▶ [REQUIREMENTS] Copy out each line that has "violation" in it.
************
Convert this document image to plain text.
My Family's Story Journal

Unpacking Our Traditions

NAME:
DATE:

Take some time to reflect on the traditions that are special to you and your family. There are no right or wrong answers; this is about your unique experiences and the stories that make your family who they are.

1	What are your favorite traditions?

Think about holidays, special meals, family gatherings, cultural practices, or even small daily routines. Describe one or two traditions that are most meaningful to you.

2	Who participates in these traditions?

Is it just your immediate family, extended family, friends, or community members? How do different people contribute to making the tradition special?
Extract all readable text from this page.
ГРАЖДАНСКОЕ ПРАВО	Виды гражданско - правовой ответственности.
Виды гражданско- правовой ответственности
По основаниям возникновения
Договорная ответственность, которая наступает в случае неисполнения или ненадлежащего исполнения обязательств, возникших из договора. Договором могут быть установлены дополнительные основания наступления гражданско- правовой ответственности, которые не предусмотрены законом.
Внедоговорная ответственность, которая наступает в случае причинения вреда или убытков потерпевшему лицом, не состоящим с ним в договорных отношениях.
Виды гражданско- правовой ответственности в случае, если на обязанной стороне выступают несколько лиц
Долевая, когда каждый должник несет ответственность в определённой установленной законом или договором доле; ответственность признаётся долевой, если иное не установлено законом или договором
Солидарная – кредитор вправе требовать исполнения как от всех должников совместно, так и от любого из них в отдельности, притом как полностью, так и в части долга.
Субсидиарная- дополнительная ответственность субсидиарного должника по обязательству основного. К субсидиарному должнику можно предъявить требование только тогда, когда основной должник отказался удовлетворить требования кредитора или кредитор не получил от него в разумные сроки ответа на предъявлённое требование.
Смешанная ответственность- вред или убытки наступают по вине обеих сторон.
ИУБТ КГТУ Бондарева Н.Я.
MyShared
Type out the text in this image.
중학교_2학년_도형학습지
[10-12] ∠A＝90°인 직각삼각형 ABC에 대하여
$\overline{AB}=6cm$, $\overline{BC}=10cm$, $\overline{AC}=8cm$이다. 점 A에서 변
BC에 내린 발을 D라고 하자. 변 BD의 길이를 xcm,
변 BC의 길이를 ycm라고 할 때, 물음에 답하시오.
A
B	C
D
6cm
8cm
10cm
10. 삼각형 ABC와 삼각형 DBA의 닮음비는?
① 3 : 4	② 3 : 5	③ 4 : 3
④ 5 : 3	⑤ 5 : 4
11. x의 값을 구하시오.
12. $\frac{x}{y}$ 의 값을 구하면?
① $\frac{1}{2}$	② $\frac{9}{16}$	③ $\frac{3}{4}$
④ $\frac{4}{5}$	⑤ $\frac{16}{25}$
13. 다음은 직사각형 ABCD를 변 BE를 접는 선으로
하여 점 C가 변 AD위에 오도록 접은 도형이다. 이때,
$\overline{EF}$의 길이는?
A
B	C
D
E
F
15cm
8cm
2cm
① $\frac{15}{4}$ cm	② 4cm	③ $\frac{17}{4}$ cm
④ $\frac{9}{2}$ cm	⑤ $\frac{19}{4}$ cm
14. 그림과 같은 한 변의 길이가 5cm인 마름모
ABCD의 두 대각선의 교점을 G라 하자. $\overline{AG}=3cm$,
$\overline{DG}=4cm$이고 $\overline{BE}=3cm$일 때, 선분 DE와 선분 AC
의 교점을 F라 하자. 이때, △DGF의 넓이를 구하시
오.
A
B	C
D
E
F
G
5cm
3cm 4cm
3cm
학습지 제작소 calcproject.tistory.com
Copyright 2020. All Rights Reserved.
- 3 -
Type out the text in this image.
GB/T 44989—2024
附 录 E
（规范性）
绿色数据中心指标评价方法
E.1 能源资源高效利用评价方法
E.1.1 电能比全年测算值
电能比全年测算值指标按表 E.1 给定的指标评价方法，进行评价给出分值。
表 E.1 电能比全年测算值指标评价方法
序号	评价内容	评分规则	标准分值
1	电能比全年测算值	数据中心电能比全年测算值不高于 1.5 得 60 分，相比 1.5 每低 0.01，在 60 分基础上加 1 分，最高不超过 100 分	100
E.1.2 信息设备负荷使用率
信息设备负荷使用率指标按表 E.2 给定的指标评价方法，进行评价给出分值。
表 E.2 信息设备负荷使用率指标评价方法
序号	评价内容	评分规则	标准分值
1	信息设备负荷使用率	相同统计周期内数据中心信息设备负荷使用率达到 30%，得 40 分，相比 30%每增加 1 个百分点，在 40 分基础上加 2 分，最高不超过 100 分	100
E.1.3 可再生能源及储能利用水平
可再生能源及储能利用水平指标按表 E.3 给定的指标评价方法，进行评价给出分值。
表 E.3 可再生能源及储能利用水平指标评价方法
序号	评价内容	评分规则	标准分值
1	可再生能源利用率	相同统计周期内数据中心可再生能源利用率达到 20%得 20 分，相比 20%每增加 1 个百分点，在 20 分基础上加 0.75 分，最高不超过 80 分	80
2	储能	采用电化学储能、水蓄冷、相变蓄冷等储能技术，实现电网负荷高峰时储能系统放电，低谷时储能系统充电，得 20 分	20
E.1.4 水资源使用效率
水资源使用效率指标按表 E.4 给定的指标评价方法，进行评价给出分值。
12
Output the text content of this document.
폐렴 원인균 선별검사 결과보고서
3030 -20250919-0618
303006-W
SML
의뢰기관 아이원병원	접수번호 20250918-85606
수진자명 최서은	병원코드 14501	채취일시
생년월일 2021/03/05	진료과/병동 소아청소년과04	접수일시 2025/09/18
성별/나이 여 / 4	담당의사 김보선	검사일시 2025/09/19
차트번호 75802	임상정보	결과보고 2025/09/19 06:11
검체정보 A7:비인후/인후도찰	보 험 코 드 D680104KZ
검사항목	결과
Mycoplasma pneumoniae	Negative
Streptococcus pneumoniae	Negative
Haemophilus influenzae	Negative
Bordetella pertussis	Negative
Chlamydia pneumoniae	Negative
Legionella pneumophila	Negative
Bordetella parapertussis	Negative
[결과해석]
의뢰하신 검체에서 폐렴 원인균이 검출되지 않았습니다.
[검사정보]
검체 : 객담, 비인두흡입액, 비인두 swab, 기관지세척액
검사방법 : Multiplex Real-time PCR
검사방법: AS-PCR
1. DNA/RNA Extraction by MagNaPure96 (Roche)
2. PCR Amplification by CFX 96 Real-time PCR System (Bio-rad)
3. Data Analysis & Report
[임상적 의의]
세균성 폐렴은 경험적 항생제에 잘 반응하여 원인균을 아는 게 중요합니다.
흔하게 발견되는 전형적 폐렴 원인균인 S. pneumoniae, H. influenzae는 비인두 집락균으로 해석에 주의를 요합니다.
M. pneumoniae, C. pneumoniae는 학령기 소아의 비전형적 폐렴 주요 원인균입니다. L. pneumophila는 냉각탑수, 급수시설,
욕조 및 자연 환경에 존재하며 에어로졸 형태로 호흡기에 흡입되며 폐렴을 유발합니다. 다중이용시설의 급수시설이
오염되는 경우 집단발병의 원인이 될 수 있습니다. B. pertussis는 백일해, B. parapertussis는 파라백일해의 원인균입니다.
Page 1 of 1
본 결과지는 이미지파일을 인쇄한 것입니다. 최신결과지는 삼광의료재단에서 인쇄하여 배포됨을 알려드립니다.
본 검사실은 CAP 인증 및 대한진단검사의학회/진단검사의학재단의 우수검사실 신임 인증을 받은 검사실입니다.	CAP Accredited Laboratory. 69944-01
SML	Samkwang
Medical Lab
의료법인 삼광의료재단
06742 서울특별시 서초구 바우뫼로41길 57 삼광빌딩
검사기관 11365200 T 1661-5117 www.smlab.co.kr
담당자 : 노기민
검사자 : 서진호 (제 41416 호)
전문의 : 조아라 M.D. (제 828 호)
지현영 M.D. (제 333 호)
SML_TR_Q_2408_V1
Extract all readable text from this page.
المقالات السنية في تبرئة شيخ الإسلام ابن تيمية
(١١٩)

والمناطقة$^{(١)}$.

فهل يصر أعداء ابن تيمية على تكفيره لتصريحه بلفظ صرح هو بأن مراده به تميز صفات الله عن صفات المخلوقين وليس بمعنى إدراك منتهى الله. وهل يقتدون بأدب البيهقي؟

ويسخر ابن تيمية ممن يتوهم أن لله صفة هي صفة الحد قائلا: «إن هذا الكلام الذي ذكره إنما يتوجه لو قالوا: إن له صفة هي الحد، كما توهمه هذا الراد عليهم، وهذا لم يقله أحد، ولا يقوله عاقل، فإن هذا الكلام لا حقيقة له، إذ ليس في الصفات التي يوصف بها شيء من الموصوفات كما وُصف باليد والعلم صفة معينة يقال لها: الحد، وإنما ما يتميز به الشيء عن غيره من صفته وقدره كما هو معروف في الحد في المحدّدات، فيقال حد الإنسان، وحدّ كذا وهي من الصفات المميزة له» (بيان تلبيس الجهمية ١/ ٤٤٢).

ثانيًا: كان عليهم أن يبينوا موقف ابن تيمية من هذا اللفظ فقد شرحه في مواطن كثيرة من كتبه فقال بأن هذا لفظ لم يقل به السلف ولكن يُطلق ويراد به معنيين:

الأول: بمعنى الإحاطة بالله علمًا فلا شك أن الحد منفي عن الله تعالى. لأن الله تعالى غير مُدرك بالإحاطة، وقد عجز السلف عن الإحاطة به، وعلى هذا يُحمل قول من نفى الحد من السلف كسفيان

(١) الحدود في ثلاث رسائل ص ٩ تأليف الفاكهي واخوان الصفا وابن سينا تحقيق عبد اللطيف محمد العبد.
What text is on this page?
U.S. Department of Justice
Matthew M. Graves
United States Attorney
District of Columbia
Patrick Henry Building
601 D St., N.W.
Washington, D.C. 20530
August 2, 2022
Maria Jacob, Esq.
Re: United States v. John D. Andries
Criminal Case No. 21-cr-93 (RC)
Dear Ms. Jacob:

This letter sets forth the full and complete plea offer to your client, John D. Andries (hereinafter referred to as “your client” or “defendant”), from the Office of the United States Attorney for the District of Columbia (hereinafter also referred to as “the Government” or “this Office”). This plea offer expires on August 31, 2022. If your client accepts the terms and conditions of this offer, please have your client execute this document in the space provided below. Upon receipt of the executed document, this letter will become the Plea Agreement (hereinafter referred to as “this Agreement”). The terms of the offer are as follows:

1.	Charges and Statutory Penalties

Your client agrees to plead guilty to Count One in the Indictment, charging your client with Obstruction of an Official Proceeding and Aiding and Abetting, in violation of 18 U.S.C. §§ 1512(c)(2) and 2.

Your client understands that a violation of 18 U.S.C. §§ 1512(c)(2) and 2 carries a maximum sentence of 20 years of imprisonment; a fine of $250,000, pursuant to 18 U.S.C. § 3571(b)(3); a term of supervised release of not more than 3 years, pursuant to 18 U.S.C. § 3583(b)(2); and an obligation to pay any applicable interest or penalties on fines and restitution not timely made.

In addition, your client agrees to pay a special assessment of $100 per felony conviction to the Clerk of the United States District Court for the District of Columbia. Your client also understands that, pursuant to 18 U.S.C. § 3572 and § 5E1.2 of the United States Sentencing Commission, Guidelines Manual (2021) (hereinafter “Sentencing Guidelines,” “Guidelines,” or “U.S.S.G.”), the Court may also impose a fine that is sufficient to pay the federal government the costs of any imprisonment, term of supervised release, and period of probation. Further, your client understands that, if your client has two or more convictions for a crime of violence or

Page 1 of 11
************
▶ [ANSWER TO THE TASK]
Your client agrees to plead guilty to Count One in the Indictment, charging your client with Obstruction of an Official Proceeding and Aiding and Abetting, in violation of 18 U.S.C. §§ 1512(c)(2) and 2.
Your client understands that a violation of 18 U.S.C. §§ 1512(c)(2) and 2 carries a maximum sentence of 20 years of imprisonment; a fine of $250,000, pursuant to 18 U.S.C. § 3571(b)(3); a term of supervised release of not more than 3 years, pursuant to 18 U.S.C. § 3583(b)(2); and an obligation to pay any applicable interest or penalties on fines and restitution not timely made.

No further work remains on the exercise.